§ **GIVEN REQUEST**:
Give every line below again, exactly.

Stored data

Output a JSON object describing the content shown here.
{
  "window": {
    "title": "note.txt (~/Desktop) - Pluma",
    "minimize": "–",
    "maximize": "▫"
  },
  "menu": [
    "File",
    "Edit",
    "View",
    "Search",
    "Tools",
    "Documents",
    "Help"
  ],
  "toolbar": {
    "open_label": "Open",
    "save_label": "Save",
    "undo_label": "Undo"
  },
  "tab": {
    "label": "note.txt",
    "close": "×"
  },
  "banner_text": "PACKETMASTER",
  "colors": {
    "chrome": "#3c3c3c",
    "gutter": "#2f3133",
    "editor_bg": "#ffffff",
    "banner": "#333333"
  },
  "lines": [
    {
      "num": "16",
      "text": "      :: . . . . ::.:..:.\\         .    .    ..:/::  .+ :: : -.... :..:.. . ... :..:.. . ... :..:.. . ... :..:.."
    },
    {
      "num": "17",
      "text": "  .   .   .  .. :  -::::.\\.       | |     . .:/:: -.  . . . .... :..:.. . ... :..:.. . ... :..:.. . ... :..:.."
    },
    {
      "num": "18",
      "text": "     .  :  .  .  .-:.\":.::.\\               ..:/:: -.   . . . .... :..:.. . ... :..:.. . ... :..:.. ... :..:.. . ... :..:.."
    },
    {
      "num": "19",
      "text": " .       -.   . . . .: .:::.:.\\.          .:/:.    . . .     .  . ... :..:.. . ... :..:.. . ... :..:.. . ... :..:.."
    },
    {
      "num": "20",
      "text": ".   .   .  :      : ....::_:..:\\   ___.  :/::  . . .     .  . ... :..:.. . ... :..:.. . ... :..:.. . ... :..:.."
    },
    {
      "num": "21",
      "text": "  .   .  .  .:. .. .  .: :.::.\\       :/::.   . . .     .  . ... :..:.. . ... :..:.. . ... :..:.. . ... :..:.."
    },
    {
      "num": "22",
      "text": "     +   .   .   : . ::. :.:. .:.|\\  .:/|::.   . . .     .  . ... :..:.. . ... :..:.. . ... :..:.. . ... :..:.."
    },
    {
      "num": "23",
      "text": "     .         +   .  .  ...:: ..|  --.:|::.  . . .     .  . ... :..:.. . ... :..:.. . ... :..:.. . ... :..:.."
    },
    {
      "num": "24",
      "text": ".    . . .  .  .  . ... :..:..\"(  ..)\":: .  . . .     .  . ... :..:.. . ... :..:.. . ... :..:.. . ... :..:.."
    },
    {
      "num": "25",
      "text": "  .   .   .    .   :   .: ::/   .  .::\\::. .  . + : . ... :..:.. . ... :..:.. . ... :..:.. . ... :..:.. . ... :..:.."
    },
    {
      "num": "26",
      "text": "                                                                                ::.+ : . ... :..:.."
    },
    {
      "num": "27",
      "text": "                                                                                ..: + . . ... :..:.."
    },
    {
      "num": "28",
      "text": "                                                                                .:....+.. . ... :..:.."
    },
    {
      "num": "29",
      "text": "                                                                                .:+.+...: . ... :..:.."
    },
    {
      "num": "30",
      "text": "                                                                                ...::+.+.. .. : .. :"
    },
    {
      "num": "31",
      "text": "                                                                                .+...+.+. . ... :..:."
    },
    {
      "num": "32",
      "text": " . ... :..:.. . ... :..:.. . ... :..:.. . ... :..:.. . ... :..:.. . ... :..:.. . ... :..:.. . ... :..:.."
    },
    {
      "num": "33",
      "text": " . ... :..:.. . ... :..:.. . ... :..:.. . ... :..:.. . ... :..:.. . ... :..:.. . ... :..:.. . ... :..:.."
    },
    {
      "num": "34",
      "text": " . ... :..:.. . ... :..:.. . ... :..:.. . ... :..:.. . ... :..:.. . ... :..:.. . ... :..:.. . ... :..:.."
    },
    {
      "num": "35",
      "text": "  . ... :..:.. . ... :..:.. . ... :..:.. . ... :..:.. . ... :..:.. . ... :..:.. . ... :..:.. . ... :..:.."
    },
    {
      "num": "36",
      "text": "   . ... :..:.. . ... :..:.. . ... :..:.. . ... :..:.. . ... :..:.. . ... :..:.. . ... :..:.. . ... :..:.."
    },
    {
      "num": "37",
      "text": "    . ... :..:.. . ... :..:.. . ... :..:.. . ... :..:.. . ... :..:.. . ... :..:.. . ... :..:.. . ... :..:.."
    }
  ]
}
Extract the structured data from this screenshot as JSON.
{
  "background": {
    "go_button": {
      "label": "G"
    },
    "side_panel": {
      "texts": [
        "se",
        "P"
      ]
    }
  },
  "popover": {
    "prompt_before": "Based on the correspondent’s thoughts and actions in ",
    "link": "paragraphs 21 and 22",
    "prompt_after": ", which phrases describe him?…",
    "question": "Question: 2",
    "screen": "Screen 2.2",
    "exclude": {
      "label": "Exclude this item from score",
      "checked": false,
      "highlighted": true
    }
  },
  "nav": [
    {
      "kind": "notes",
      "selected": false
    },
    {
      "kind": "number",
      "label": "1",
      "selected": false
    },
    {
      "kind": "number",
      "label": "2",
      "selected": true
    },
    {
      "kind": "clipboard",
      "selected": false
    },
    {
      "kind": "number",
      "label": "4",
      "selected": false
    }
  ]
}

§ **FINISHED TASK**:
Output a JSON object describing the content shown here.
{
  "window": {
    "title": "note.txt (~/Desktop) - Pluma",
    "minimize": "–",
    "maximize": "▫"
  },
  "menu": [
    "File",
    "Edit",
    "View",
    "Search",
    "Tools",
    "Documents",
    "Help"
  ],
  "toolbar": {
    "open_label": "Open",
    "save_label": "Save",
    "undo_label": "Undo"
  },
  "tab": {
    "label": "note.txt",
    "close": "×"
  },
  "banner_text": "PACKETMASTER",
  "colors": {
    "chrome": "#3c3c3c",
    "gutter": "#2f3133",
    "editor_bg": "#ffffff",
    "banner": "#333333"
  },
  "lines": [
    {
      "num": "16",
      "text": "      :: . . . . ::.:..:.\\         .    .    ..:/::  .+ :: : -.... :..:.. . ... :..:.. . ... :..:.. . ... :..:.."
    },
    {
      "num": "17",
      "text": "  .   .   .  .. :  -::::.\\.       | |     . .:/:: -.  . . . .... :..:.. . ... :..:.. . ... :..:.. . ... :..:.."
    },
    {
      "num": "18",
      "text": "     .  :  .  .  .-:.\":.::.\\               ..:/:: -.   . . . .... :..:.. . ... :..:.. . ... :..:.. ... :..:.. . ... :..:.."
    },
    {
      "num": "19",
      "text": " .       -.   . . . .: .:::.:.\\.          .:/:.    . . .     .  . ... :..:.. . ... :..:.. . ... :..:.. . ... :..:.."
    },
    {
      "num": "20",
      "text": ".   .   .  :      : ....::_:..:\\   ___.  :/::  . . .     .  . ... :..:.. . ... :..:.. . ... :..:.. . ... :..:.."
    },
    {
      "num": "21",
      "text": "  .   .  .  .:. .. .  .: :.::.\\       :/::.   . . .     .  . ... :..:.. . ... :..:.. . ... :..:.. . ... :..:.."
    },
    {
      "num": "22",
      "text": "     +   .   .   : . ::. :.:. .:.|\\  .:/|::.   . . .     .  . ... :..:.. . ... :..:.. . ... :..:.. . ... :..:.."
    },
    {
      "num": "23",
      "text": "     .         +   .  .  ...:: ..|  --.:|::.  . . .     .  . ... :..:.. . ... :..:.. . ... :..:.. . ... :..:.."
    },
    {
      "num": "24",
      "text": ".    . . .  .  .  . ... :..:..\"(  ..)\":: .  . . .     .  . ... :..:.. . ... :..:.. . ... :..:.. . ... :..:.."
    },
    {
      "num": "25",
      "text": "  .   .   .    .   :   .: ::/   .  .::\\::. .  . + : . ... :..:.. . ... :..:.. . ... :..:.. . ... :..:.. . ... :..:.."
    },
    {
      "num": "26",
      "text": "                                                                                ::.+ : . ... :..:.."
    },
    {
      "num": "27",
      "text": "                                                                                ..: + . . ... :..:.."
    },
    {
      "num": "28",
      "text": "                                                                                .:....+.. . ... :..:.."
    },
    {
      "num": "29",
      "text": "                                                                                .:+.+...: . ... :..:.."
    },
    {
      "num": "30",
      "text": "                                                                                ...::+.+.. .. : .. :"
    },
    {
      "num": "31",
      "text": "                                                                                .+...+.+. . ... :..:."
    },
    {
      "num": "32",
      "text": " . ... :..:.. . ... :..:.. . ... :..:.. . ... :..:.. . ... :..:.. . ... :..:.. . ... :..:.. . ... :..:.."
    },
    {
      "num": "33",
      "text": " . ... :..:.. . ... :..:.. . ... :..:.. . ... :..:.. . ... :..:.. . ... :..:.. . ... :..:.. . ... :..:.."
    },
    {
      "num": "34",
      "text": " . ... :..:.. . ... :..:.. . ... :..:.. . ... :..:.. . ... :..:.. . ... :..:.. . ... :..:.. . ... :..:.."
    },
    {
      "num": "35",
      "text": "  . ... :..:.. . ... :..:.. . ... :..:.. . ... :..:.. . ... :..:.. . ... :..:.. . ... :..:.. . ... :..:.."
    },
    {
      "num": "36",
      "text": "   . ... :..:.. . ... :..:.. . ... :..:.. . ... :..:.. . ... :..:.. . ... :..:.. . ... :..:.. . ... :..:.."
    },
    {
      "num": "37",
      "text": "    . ... :..:.. . ... :..:.. . ... :..:.. . ... :..:.. . ... :..:.. . ... :..:.. . ... :..:.. . ... :..:.."
    }
  ]
}
Extract the structured data from this screenshot as JSON.
{
  "background": {
    "go_button": {
      "label": "G"
    },
    "side_panel": {
      "texts": [
        "se",
        "P"
      ]
    }
  },
  "popover": {
    "prompt_before": "Based on the correspondent’s thoughts and actions in ",
    "link": "paragraphs 21 and 22",
    "prompt_after": ", which phrases describe him?…",
    "question": "Question: 2",
    "screen": "Screen 2.2",
    "exclude": {
      "label": "Exclude this item from score",
      "checked": false,
      "highlighted": true
    }
  },
  "nav": [
    {
      "kind": "notes",
      "selected": false
    },
    {
      "kind": "number",
      "label": "1",
      "selected": false
    },
    {
      "kind": "number",
      "label": "2",
      "selected": true
    },
    {
      "kind": "clipboard",
      "selected": false
    },
    {
      "kind": "number",
      "label": "4",
      "selected": false
    }
  ]
}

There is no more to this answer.